- _Record list_:

-*-*-

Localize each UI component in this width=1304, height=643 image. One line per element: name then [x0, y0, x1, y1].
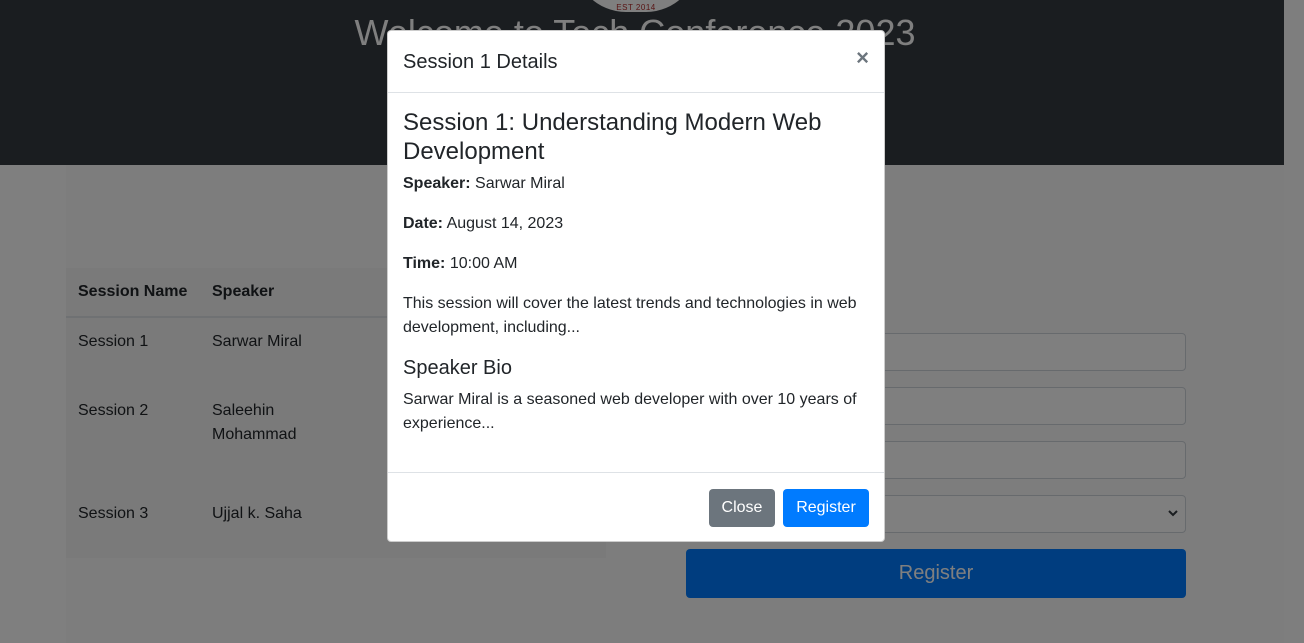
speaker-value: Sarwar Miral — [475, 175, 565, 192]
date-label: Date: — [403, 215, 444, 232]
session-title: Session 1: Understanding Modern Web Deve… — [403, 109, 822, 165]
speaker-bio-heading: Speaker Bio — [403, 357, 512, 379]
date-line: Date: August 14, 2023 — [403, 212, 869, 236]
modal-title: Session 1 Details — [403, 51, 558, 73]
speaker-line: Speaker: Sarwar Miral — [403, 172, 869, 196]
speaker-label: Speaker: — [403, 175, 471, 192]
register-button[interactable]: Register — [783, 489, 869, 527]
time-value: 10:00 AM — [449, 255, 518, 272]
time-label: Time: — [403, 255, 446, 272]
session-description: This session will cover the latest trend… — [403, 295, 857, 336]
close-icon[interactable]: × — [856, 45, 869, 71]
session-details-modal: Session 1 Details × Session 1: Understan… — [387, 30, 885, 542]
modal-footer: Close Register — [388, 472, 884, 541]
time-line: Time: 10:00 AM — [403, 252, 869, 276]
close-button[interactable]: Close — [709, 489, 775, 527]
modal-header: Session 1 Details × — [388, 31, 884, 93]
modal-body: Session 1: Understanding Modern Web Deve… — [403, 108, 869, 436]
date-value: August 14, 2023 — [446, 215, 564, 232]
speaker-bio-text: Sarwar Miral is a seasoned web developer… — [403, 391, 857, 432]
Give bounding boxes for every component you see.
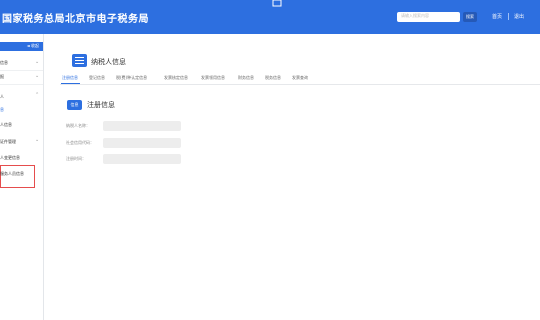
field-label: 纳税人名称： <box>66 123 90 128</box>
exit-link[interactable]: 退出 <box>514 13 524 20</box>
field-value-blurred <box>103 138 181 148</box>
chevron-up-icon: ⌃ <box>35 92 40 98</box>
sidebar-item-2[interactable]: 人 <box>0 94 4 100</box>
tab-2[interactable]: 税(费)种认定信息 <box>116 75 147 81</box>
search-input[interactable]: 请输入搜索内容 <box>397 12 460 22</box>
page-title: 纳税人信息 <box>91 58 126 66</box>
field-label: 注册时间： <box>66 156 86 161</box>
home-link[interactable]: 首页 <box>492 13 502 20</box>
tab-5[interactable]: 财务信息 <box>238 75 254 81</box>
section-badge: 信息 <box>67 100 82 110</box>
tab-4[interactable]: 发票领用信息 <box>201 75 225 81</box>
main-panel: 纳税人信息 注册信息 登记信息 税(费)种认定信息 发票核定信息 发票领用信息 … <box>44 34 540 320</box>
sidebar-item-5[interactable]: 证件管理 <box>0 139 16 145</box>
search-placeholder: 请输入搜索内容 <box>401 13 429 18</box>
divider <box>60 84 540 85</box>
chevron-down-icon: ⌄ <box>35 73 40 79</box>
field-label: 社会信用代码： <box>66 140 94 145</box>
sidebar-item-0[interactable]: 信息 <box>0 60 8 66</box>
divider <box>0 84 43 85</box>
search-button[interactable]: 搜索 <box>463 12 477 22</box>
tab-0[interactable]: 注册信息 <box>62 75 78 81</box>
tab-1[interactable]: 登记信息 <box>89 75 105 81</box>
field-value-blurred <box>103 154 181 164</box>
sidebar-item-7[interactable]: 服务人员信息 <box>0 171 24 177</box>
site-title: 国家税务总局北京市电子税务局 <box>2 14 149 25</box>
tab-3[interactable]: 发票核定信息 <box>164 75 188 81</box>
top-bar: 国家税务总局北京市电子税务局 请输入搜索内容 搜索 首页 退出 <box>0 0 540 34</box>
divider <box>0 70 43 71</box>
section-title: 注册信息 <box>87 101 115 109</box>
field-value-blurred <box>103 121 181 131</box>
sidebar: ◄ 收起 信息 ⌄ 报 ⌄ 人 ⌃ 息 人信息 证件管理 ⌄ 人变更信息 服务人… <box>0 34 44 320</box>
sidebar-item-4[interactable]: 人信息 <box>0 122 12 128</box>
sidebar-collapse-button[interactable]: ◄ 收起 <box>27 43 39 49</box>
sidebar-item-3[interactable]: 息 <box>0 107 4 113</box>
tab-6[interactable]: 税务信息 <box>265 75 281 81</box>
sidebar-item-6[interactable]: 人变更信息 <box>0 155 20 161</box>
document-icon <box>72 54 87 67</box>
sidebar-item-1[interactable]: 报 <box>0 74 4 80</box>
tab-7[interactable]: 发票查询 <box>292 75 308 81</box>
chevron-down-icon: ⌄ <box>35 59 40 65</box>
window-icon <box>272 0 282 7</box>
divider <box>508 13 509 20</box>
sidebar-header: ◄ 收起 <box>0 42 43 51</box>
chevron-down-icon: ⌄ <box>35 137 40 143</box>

-*-*-

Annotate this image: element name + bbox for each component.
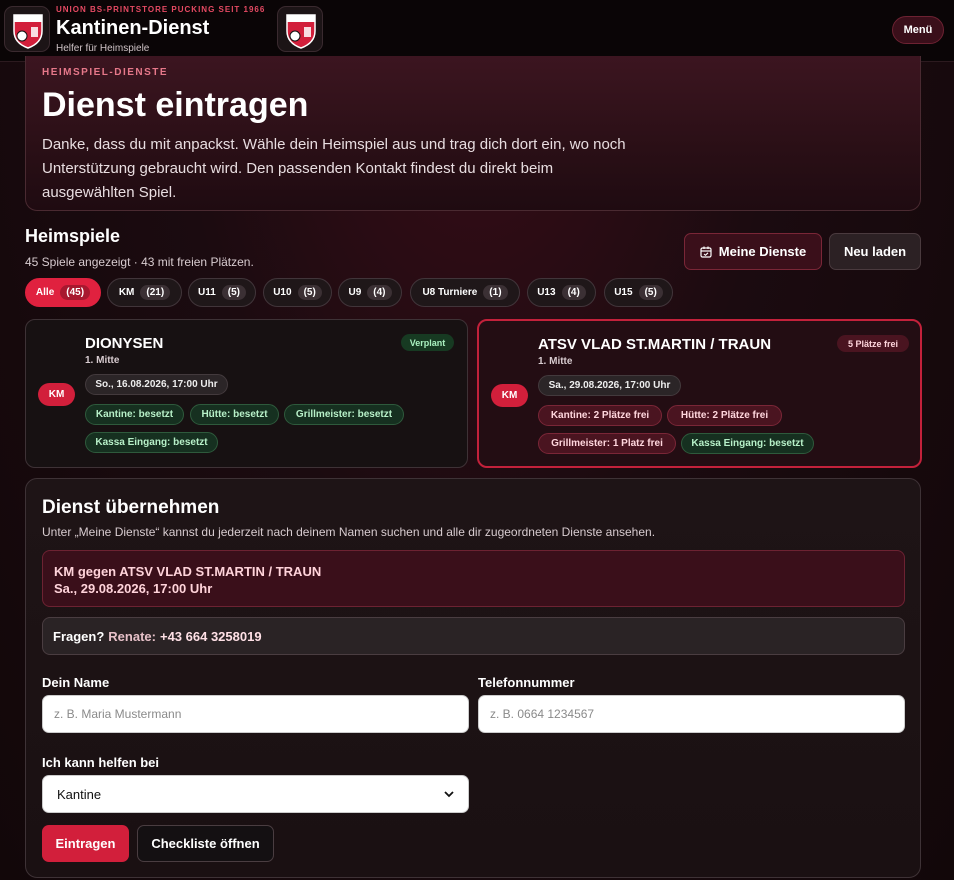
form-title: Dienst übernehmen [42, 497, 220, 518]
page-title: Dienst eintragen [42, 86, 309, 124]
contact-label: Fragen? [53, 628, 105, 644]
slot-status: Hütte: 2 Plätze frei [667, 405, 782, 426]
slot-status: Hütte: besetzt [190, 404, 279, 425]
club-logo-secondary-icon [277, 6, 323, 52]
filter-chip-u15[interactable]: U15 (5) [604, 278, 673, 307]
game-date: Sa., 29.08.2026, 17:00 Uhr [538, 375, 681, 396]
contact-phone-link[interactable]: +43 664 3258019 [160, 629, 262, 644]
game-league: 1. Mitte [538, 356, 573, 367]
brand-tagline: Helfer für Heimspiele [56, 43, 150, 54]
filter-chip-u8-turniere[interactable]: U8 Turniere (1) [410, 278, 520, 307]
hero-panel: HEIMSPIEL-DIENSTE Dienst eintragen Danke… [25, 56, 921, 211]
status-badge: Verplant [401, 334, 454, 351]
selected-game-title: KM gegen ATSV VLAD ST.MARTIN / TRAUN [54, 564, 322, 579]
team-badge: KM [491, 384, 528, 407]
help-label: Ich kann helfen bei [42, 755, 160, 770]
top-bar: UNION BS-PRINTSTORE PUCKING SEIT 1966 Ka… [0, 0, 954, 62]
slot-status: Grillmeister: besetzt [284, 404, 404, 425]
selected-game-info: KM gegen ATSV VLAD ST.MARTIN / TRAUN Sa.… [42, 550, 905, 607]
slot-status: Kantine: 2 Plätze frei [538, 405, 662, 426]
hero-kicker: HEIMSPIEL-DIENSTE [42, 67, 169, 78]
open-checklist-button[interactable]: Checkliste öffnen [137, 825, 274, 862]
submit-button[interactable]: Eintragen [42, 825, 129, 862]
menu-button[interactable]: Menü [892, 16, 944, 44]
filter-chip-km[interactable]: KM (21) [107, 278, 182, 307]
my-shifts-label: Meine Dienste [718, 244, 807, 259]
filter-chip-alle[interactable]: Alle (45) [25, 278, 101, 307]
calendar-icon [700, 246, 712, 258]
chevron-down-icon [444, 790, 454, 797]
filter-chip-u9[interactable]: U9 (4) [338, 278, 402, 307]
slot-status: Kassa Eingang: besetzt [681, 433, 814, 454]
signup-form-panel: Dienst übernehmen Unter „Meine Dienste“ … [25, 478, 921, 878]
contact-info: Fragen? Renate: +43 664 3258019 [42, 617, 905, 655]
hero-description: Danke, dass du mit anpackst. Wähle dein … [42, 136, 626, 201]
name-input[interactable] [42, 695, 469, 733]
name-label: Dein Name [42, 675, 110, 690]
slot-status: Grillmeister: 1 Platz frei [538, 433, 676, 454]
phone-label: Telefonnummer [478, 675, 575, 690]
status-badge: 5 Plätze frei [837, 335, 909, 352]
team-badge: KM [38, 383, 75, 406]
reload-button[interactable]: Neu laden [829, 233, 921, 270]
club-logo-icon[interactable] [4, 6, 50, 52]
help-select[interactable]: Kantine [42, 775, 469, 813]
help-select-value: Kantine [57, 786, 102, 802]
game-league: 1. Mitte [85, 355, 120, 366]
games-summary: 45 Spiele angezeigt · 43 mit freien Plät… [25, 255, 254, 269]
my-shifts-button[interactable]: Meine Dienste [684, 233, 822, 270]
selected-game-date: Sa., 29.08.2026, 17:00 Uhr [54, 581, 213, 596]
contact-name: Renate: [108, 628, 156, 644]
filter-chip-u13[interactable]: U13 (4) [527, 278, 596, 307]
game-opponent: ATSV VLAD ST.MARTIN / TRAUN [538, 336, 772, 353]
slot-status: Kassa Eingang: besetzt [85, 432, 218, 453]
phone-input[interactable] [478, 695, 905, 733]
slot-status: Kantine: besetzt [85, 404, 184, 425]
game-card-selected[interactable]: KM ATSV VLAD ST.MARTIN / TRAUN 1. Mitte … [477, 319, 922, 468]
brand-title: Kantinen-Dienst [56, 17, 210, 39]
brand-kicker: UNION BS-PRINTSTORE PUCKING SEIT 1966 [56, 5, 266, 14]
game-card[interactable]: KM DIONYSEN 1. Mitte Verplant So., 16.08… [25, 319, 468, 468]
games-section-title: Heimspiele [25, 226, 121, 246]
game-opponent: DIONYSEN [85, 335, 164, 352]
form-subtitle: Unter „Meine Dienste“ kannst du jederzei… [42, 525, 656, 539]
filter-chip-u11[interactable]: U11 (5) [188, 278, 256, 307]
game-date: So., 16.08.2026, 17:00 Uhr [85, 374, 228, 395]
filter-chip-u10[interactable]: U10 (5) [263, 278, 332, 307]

-*-*-

Put everything from the line containing "form-title: Dienst übernehmen" down through the line containing "club-logo-secondary-icon [277, 6, 323, 52]" into a Markdown table with the columns Row and Line, numbering each line in Row and omitting any blank lines.

- _Result of the exercise_:
| Row | Line |
|---|---|
| 1 | form-title: Dienst übernehmen [42, 497, 220, 518] |
| 2 | page-title: Dienst eintragen [42, 86, 309, 124] |
| 3 | contact-label: Fragen? [53, 628, 105, 644] |
| 4 | slot-status: Hütte: 2 Plätze frei [667, 405, 782, 426] |
| 5 | slot-status: Hütte: besetzt [190, 404, 279, 425] |
| 6 | club-logo-secondary-icon [277, 6, 323, 52] |